TO BE DONE:
Pictures stay out of your copy, but everything else in the records below must be repeated exactly.
## Begin INFORMATION SUPPLIED
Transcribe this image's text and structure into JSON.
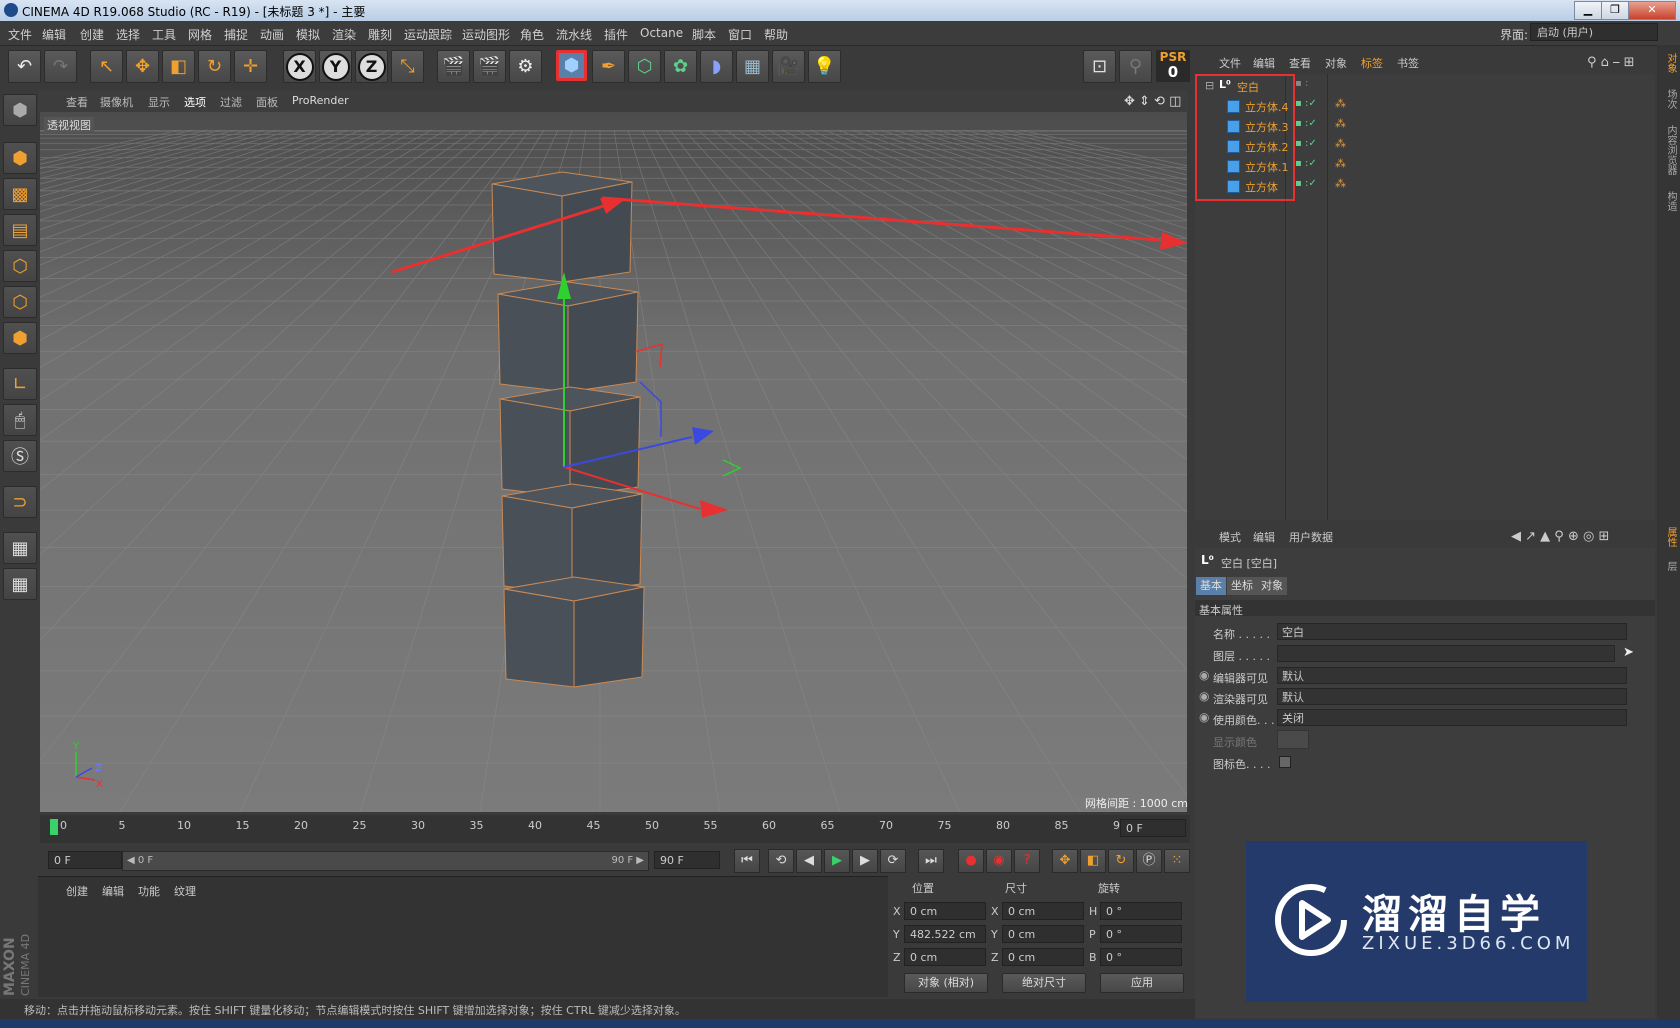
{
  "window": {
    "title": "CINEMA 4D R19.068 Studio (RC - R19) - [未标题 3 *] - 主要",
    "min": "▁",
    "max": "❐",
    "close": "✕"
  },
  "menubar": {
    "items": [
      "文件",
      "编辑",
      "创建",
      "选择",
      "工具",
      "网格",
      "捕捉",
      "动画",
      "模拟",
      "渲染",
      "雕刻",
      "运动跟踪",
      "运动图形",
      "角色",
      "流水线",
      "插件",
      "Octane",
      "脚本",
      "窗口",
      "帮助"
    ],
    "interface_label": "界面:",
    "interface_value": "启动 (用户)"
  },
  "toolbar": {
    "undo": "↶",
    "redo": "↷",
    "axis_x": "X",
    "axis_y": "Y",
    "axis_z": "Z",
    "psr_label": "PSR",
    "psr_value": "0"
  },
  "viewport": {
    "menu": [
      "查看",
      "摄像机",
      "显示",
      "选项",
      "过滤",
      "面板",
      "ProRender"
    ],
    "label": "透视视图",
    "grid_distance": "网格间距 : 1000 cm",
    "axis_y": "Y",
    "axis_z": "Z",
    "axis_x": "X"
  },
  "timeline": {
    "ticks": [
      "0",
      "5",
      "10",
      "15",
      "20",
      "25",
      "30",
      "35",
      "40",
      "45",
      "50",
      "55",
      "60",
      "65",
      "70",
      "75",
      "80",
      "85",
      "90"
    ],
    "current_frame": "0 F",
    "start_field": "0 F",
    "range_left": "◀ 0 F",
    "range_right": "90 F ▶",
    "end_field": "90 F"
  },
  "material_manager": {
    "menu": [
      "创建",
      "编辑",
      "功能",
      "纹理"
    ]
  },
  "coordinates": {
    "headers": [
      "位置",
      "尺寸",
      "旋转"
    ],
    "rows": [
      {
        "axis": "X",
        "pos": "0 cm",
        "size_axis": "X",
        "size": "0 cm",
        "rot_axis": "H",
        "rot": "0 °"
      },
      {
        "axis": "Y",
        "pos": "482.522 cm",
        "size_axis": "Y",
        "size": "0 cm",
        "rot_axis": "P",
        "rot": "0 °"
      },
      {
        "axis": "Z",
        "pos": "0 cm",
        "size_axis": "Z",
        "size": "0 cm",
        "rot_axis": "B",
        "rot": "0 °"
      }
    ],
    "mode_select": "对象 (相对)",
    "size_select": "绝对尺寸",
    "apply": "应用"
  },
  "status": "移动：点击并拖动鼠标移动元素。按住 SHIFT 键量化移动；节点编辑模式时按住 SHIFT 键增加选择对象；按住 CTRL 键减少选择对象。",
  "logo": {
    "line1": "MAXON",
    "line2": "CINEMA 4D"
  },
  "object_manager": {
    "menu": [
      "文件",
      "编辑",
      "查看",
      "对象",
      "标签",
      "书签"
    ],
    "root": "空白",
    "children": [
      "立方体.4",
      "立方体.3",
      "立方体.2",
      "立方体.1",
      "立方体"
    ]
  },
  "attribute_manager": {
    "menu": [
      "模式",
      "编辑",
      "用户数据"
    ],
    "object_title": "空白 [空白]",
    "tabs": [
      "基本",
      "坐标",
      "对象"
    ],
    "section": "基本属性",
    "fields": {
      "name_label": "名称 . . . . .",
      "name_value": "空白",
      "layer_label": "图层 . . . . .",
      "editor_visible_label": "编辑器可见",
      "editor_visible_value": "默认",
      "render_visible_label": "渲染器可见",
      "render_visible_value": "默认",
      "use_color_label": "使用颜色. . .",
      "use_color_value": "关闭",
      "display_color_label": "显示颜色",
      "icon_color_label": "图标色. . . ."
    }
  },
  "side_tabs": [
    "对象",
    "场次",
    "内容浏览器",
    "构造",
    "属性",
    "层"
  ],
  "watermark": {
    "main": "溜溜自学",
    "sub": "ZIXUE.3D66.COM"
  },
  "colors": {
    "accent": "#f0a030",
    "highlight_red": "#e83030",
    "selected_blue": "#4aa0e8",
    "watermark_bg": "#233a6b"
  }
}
## End INFORMATION SUPPLIED
SOLUTION BELOW:
Transcribe this image's text and structure into JSON.
{
  "window": {
    "title": "CINEMA 4D R19.068 Studio (RC - R19) - [未标题 3 *] - 主要",
    "min": "▁",
    "max": "❐",
    "close": "✕"
  },
  "menubar": {
    "items": [
      "文件",
      "编辑",
      "创建",
      "选择",
      "工具",
      "网格",
      "捕捉",
      "动画",
      "模拟",
      "渲染",
      "雕刻",
      "运动跟踪",
      "运动图形",
      "角色",
      "流水线",
      "插件",
      "Octane",
      "脚本",
      "窗口",
      "帮助"
    ],
    "interface_label": "界面:",
    "interface_value": "启动 (用户)"
  },
  "toolbar": {
    "undo": "↶",
    "redo": "↷",
    "axis_x": "X",
    "axis_y": "Y",
    "axis_z": "Z",
    "psr_label": "PSR",
    "psr_value": "0"
  },
  "viewport": {
    "menu": [
      "查看",
      "摄像机",
      "显示",
      "选项",
      "过滤",
      "面板",
      "ProRender"
    ],
    "label": "透视视图",
    "grid_distance": "网格间距 : 1000 cm",
    "axis_y": "Y",
    "axis_z": "Z",
    "axis_x": "X"
  },
  "timeline": {
    "ticks": [
      "0",
      "5",
      "10",
      "15",
      "20",
      "25",
      "30",
      "35",
      "40",
      "45",
      "50",
      "55",
      "60",
      "65",
      "70",
      "75",
      "80",
      "85",
      "90"
    ],
    "current_frame": "0 F",
    "start_field": "0 F",
    "range_left": "◀ 0 F",
    "range_right": "90 F ▶",
    "end_field": "90 F"
  },
  "material_manager": {
    "menu": [
      "创建",
      "编辑",
      "功能",
      "纹理"
    ]
  },
  "coordinates": {
    "headers": [
      "位置",
      "尺寸",
      "旋转"
    ],
    "rows": [
      {
        "axis": "X",
        "pos": "0 cm",
        "size_axis": "X",
        "size": "0 cm",
        "rot_axis": "H",
        "rot": "0 °"
      },
      {
        "axis": "Y",
        "pos": "482.522 cm",
        "size_axis": "Y",
        "size": "0 cm",
        "rot_axis": "P",
        "rot": "0 °"
      },
      {
        "axis": "Z",
        "pos": "0 cm",
        "size_axis": "Z",
        "size": "0 cm",
        "rot_axis": "B",
        "rot": "0 °"
      }
    ],
    "mode_select": "对象 (相对)",
    "size_select": "绝对尺寸",
    "apply": "应用"
  },
  "status": "移动：点击并拖动鼠标移动元素。按住 SHIFT 键量化移动；节点编辑模式时按住 SHIFT 键增加选择对象；按住 CTRL 键减少选择对象。",
  "logo": {
    "line1": "MAXON",
    "line2": "CINEMA 4D"
  },
  "object_manager": {
    "menu": [
      "文件",
      "编辑",
      "查看",
      "对象",
      "标签",
      "书签"
    ],
    "root": "空白",
    "children": [
      "立方体.4",
      "立方体.3",
      "立方体.2",
      "立方体.1",
      "立方体"
    ]
  },
  "attribute_manager": {
    "menu": [
      "模式",
      "编辑",
      "用户数据"
    ],
    "object_title": "空白 [空白]",
    "tabs": [
      "基本",
      "坐标",
      "对象"
    ],
    "section": "基本属性",
    "fields": {
      "name_label": "名称 . . . . .",
      "name_value": "空白",
      "layer_label": "图层 . . . . .",
      "editor_visible_label": "编辑器可见",
      "editor_visible_value": "默认",
      "render_visible_label": "渲染器可见",
      "render_visible_value": "默认",
      "use_color_label": "使用颜色. . .",
      "use_color_value": "关闭",
      "display_color_label": "显示颜色",
      "icon_color_label": "图标色. . . ."
    }
  },
  "side_tabs": [
    "对象",
    "场次",
    "内容浏览器",
    "构造",
    "属性",
    "层"
  ],
  "watermark": {
    "main": "溜溜自学",
    "sub": "ZIXUE.3D66.COM"
  },
  "colors": {
    "accent": "#f0a030",
    "highlight_red": "#e83030",
    "selected_blue": "#4aa0e8",
    "watermark_bg": "#233a6b"
  }
}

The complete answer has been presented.